# Set problem
Extract the whole listing as it stands. Do not include the pictures.

(Data records)
■ ■ ■ ■ ■
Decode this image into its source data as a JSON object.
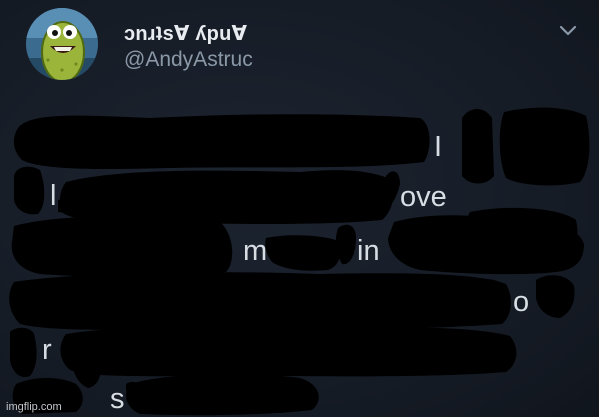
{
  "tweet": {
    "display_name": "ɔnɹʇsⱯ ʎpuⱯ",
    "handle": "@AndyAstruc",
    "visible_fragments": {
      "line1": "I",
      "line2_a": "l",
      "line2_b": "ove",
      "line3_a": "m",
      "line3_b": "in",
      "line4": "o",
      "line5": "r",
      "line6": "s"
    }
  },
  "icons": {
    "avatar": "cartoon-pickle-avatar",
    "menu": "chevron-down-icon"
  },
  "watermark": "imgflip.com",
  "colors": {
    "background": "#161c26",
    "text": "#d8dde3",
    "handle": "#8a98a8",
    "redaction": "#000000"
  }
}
■ ■ ■ ■ ■
# Result for this task
Decode this image into its source data as a JSON object.
{
  "tweet": {
    "display_name": "ɔnɹʇsⱯ ʎpuⱯ",
    "handle": "@AndyAstruc",
    "visible_fragments": {
      "line1": "I",
      "line2_a": "l",
      "line2_b": "ove",
      "line3_a": "m",
      "line3_b": "in",
      "line4": "o",
      "line5": "r",
      "line6": "s"
    }
  },
  "icons": {
    "avatar": "cartoon-pickle-avatar",
    "menu": "chevron-down-icon"
  },
  "watermark": "imgflip.com",
  "colors": {
    "background": "#161c26",
    "text": "#d8dde3",
    "handle": "#8a98a8",
    "redaction": "#000000"
  }
}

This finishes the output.